RECORDS SHOWN:
═══

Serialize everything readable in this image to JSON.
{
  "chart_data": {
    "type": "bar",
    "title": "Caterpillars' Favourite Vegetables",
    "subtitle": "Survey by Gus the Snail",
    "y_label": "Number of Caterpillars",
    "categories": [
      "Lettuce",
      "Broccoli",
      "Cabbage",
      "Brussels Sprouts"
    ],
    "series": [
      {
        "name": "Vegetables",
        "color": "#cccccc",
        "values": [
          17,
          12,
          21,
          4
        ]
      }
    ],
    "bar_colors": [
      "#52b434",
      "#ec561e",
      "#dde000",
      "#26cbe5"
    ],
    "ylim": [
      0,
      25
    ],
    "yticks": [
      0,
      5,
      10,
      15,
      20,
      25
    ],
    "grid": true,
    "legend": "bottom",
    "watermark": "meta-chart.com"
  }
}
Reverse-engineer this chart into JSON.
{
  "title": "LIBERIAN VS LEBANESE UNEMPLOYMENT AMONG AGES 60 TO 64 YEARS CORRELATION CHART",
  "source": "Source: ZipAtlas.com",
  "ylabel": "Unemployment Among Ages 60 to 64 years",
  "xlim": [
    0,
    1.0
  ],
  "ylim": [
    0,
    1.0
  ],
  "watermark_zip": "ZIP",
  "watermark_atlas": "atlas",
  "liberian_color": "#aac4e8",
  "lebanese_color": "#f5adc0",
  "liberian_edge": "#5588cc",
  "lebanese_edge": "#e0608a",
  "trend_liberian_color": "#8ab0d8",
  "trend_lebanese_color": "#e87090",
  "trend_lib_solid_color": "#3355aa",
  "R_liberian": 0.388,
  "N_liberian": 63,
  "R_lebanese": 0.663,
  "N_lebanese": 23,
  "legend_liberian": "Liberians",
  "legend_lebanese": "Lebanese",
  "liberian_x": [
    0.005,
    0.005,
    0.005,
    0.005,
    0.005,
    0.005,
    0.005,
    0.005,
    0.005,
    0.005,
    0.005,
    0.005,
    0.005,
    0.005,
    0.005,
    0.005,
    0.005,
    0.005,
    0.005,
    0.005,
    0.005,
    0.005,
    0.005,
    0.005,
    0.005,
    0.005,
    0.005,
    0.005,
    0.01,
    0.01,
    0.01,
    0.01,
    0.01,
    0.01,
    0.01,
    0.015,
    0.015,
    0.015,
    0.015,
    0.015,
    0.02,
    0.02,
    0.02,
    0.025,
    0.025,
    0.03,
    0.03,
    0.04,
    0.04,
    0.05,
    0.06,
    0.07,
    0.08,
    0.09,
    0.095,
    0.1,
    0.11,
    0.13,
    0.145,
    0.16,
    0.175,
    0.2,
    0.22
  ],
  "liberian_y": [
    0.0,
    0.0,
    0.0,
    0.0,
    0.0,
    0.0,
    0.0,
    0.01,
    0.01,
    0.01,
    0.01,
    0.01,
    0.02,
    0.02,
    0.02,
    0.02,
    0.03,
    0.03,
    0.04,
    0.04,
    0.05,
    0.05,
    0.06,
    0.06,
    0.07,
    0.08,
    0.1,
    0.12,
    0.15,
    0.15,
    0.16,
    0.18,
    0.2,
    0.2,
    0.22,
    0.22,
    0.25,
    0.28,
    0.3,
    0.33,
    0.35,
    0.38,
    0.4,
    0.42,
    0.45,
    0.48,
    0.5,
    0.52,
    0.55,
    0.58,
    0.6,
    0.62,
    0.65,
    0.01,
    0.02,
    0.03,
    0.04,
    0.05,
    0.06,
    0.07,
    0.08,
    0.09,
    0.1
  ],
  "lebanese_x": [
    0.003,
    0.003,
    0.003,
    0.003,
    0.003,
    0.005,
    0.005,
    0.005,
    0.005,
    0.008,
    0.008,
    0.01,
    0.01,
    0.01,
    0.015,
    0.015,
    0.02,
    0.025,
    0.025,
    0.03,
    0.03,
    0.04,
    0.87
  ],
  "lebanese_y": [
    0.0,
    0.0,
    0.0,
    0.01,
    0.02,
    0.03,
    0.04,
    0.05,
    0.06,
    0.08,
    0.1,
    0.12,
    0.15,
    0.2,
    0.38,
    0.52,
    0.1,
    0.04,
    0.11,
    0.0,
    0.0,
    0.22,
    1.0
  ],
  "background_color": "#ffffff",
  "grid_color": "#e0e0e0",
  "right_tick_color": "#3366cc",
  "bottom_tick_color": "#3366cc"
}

═══

WHAT IS EXPECTED:
Your task is to quote all of the data word for word.

ANSWER TO THIS TASK:
Serialize everything readable in this image to JSON.
{
  "chart_data": {
    "type": "bar",
    "title": "Caterpillars' Favourite Vegetables",
    "subtitle": "Survey by Gus the Snail",
    "y_label": "Number of Caterpillars",
    "categories": [
      "Lettuce",
      "Broccoli",
      "Cabbage",
      "Brussels Sprouts"
    ],
    "series": [
      {
        "name": "Vegetables",
        "color": "#cccccc",
        "values": [
          17,
          12,
          21,
          4
        ]
      }
    ],
    "bar_colors": [
      "#52b434",
      "#ec561e",
      "#dde000",
      "#26cbe5"
    ],
    "ylim": [
      0,
      25
    ],
    "yticks": [
      0,
      5,
      10,
      15,
      20,
      25
    ],
    "grid": true,
    "legend": "bottom",
    "watermark": "meta-chart.com"
  }
}
Reverse-engineer this chart into JSON.
{
  "title": "LIBERIAN VS LEBANESE UNEMPLOYMENT AMONG AGES 60 TO 64 YEARS CORRELATION CHART",
  "source": "Source: ZipAtlas.com",
  "ylabel": "Unemployment Among Ages 60 to 64 years",
  "xlim": [
    0,
    1.0
  ],
  "ylim": [
    0,
    1.0
  ],
  "watermark_zip": "ZIP",
  "watermark_atlas": "atlas",
  "liberian_color": "#aac4e8",
  "lebanese_color": "#f5adc0",
  "liberian_edge": "#5588cc",
  "lebanese_edge": "#e0608a",
  "trend_liberian_color": "#8ab0d8",
  "trend_lebanese_color": "#e87090",
  "trend_lib_solid_color": "#3355aa",
  "R_liberian": 0.388,
  "N_liberian": 63,
  "R_lebanese": 0.663,
  "N_lebanese": 23,
  "legend_liberian": "Liberians",
  "legend_lebanese": "Lebanese",
  "liberian_x": [
    0.005,
    0.005,
    0.005,
    0.005,
    0.005,
    0.005,
    0.005,
    0.005,
    0.005,
    0.005,
    0.005,
    0.005,
    0.005,
    0.005,
    0.005,
    0.005,
    0.005,
    0.005,
    0.005,
    0.005,
    0.005,
    0.005,
    0.005,
    0.005,
    0.005,
    0.005,
    0.005,
    0.005,
    0.01,
    0.01,
    0.01,
    0.01,
    0.01,
    0.01,
    0.01,
    0.015,
    0.015,
    0.015,
    0.015,
    0.015,
    0.02,
    0.02,
    0.02,
    0.025,
    0.025,
    0.03,
    0.03,
    0.04,
    0.04,
    0.05,
    0.06,
    0.07,
    0.08,
    0.09,
    0.095,
    0.1,
    0.11,
    0.13,
    0.145,
    0.16,
    0.175,
    0.2,
    0.22
  ],
  "liberian_y": [
    0.0,
    0.0,
    0.0,
    0.0,
    0.0,
    0.0,
    0.0,
    0.01,
    0.01,
    0.01,
    0.01,
    0.01,
    0.02,
    0.02,
    0.02,
    0.02,
    0.03,
    0.03,
    0.04,
    0.04,
    0.05,
    0.05,
    0.06,
    0.06,
    0.07,
    0.08,
    0.1,
    0.12,
    0.15,
    0.15,
    0.16,
    0.18,
    0.2,
    0.2,
    0.22,
    0.22,
    0.25,
    0.28,
    0.3,
    0.33,
    0.35,
    0.38,
    0.4,
    0.42,
    0.45,
    0.48,
    0.5,
    0.52,
    0.55,
    0.58,
    0.6,
    0.62,
    0.65,
    0.01,
    0.02,
    0.03,
    0.04,
    0.05,
    0.06,
    0.07,
    0.08,
    0.09,
    0.1
  ],
  "lebanese_x": [
    0.003,
    0.003,
    0.003,
    0.003,
    0.003,
    0.005,
    0.005,
    0.005,
    0.005,
    0.008,
    0.008,
    0.01,
    0.01,
    0.01,
    0.015,
    0.015,
    0.02,
    0.025,
    0.025,
    0.03,
    0.03,
    0.04,
    0.87
  ],
  "lebanese_y": [
    0.0,
    0.0,
    0.0,
    0.01,
    0.02,
    0.03,
    0.04,
    0.05,
    0.06,
    0.08,
    0.1,
    0.12,
    0.15,
    0.2,
    0.38,
    0.52,
    0.1,
    0.04,
    0.11,
    0.0,
    0.0,
    0.22,
    1.0
  ],
  "background_color": "#ffffff",
  "grid_color": "#e0e0e0",
  "right_tick_color": "#3366cc",
  "bottom_tick_color": "#3366cc"
}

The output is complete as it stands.